==== Input data

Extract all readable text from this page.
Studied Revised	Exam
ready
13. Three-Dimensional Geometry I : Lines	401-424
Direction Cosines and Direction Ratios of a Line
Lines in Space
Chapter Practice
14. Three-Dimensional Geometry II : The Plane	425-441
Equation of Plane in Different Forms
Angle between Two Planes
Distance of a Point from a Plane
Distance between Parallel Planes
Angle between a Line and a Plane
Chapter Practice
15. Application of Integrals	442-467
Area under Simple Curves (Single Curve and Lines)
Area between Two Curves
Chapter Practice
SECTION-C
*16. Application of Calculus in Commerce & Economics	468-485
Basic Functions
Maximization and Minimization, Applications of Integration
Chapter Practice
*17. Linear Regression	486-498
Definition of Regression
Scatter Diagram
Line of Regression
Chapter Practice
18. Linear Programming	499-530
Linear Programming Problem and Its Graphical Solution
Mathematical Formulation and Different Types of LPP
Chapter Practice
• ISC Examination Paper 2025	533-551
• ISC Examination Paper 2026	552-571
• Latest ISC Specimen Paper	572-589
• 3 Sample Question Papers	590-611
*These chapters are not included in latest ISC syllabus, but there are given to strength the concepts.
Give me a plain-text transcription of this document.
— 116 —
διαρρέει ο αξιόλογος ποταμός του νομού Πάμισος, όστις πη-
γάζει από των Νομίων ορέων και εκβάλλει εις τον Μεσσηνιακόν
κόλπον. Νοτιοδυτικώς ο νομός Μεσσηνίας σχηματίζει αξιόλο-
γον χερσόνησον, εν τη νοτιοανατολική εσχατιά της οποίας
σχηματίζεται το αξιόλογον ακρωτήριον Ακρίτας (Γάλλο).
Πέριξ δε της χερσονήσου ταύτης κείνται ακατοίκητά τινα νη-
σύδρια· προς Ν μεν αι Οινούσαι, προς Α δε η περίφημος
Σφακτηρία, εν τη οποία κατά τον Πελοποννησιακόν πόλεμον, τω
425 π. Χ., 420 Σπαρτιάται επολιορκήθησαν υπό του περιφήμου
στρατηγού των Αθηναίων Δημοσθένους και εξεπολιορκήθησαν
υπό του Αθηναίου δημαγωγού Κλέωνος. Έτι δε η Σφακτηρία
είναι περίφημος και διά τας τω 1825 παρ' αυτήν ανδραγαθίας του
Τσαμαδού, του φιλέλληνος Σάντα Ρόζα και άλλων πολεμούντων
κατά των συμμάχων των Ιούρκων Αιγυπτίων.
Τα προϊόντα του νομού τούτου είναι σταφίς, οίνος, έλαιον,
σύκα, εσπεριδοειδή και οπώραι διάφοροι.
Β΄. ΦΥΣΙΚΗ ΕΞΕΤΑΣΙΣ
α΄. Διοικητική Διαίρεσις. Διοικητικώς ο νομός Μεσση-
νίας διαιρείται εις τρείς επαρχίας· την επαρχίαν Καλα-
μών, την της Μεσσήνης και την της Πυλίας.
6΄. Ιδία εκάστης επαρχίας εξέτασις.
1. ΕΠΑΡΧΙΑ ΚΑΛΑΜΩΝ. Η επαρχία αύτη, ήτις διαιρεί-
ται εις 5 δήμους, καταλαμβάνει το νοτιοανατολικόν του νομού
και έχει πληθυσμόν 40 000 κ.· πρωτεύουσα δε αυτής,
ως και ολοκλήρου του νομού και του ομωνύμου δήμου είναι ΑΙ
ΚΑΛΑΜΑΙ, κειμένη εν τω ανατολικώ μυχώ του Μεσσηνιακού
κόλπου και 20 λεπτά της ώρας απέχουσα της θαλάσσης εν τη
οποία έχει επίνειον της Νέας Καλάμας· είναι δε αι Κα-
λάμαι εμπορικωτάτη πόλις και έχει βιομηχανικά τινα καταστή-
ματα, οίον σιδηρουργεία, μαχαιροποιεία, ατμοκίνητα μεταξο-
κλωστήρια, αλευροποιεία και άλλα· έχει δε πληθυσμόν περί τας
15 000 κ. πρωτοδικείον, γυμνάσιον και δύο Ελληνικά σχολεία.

========

Output each record precisely as given.

> **Response**:
Extract all readable text from this page.
Studied Revised	Exam
ready
13. Three-Dimensional Geometry I : Lines	401-424
Direction Cosines and Direction Ratios of a Line
Lines in Space
Chapter Practice
14. Three-Dimensional Geometry II : The Plane	425-441
Equation of Plane in Different Forms
Angle between Two Planes
Distance of a Point from a Plane
Distance between Parallel Planes
Angle between a Line and a Plane
Chapter Practice
15. Application of Integrals	442-467
Area under Simple Curves (Single Curve and Lines)
Area between Two Curves
Chapter Practice
SECTION-C
*16. Application of Calculus in Commerce & Economics	468-485
Basic Functions
Maximization and Minimization, Applications of Integration
Chapter Practice
*17. Linear Regression	486-498
Definition of Regression
Scatter Diagram
Line of Regression
Chapter Practice
18. Linear Programming	499-530
Linear Programming Problem and Its Graphical Solution
Mathematical Formulation and Different Types of LPP
Chapter Practice
• ISC Examination Paper 2025	533-551
• ISC Examination Paper 2026	552-571
• Latest ISC Specimen Paper	572-589
• 3 Sample Question Papers	590-611
*These chapters are not included in latest ISC syllabus, but there are given to strength the concepts.
Give me a plain-text transcription of this document.
— 116 —
διαρρέει ο αξιόλογος ποταμός του νομού Πάμισος, όστις πη-
γάζει από των Νομίων ορέων και εκβάλλει εις τον Μεσσηνιακόν
κόλπον. Νοτιοδυτικώς ο νομός Μεσσηνίας σχηματίζει αξιόλο-
γον χερσόνησον, εν τη νοτιοανατολική εσχατιά της οποίας
σχηματίζεται το αξιόλογον ακρωτήριον Ακρίτας (Γάλλο).
Πέριξ δε της χερσονήσου ταύτης κείνται ακατοίκητά τινα νη-
σύδρια· προς Ν μεν αι Οινούσαι, προς Α δε η περίφημος
Σφακτηρία, εν τη οποία κατά τον Πελοποννησιακόν πόλεμον, τω
425 π. Χ., 420 Σπαρτιάται επολιορκήθησαν υπό του περιφήμου
στρατηγού των Αθηναίων Δημοσθένους και εξεπολιορκήθησαν
υπό του Αθηναίου δημαγωγού Κλέωνος. Έτι δε η Σφακτηρία
είναι περίφημος και διά τας τω 1825 παρ' αυτήν ανδραγαθίας του
Τσαμαδού, του φιλέλληνος Σάντα Ρόζα και άλλων πολεμούντων
κατά των συμμάχων των Ιούρκων Αιγυπτίων.
Τα προϊόντα του νομού τούτου είναι σταφίς, οίνος, έλαιον,
σύκα, εσπεριδοειδή και οπώραι διάφοροι.
Β΄. ΦΥΣΙΚΗ ΕΞΕΤΑΣΙΣ
α΄. Διοικητική Διαίρεσις. Διοικητικώς ο νομός Μεσση-
νίας διαιρείται εις τρείς επαρχίας· την επαρχίαν Καλα-
μών, την της Μεσσήνης και την της Πυλίας.
6΄. Ιδία εκάστης επαρχίας εξέτασις.
1. ΕΠΑΡΧΙΑ ΚΑΛΑΜΩΝ. Η επαρχία αύτη, ήτις διαιρεί-
ται εις 5 δήμους, καταλαμβάνει το νοτιοανατολικόν του νομού
και έχει πληθυσμόν 40 000 κ.· πρωτεύουσα δε αυτής,
ως και ολοκλήρου του νομού και του ομωνύμου δήμου είναι ΑΙ
ΚΑΛΑΜΑΙ, κειμένη εν τω ανατολικώ μυχώ του Μεσσηνιακού
κόλπου και 20 λεπτά της ώρας απέχουσα της θαλάσσης εν τη
οποία έχει επίνειον της Νέας Καλάμας· είναι δε αι Κα-
λάμαι εμπορικωτάτη πόλις και έχει βιομηχανικά τινα καταστή-
ματα, οίον σιδηρουργεία, μαχαιροποιεία, ατμοκίνητα μεταξο-
κλωστήρια, αλευροποιεία και άλλα· έχει δε πληθυσμόν περί τας
15 000 κ. πρωτοδικείον, γυμνάσιον και δύο Ελληνικά σχολεία.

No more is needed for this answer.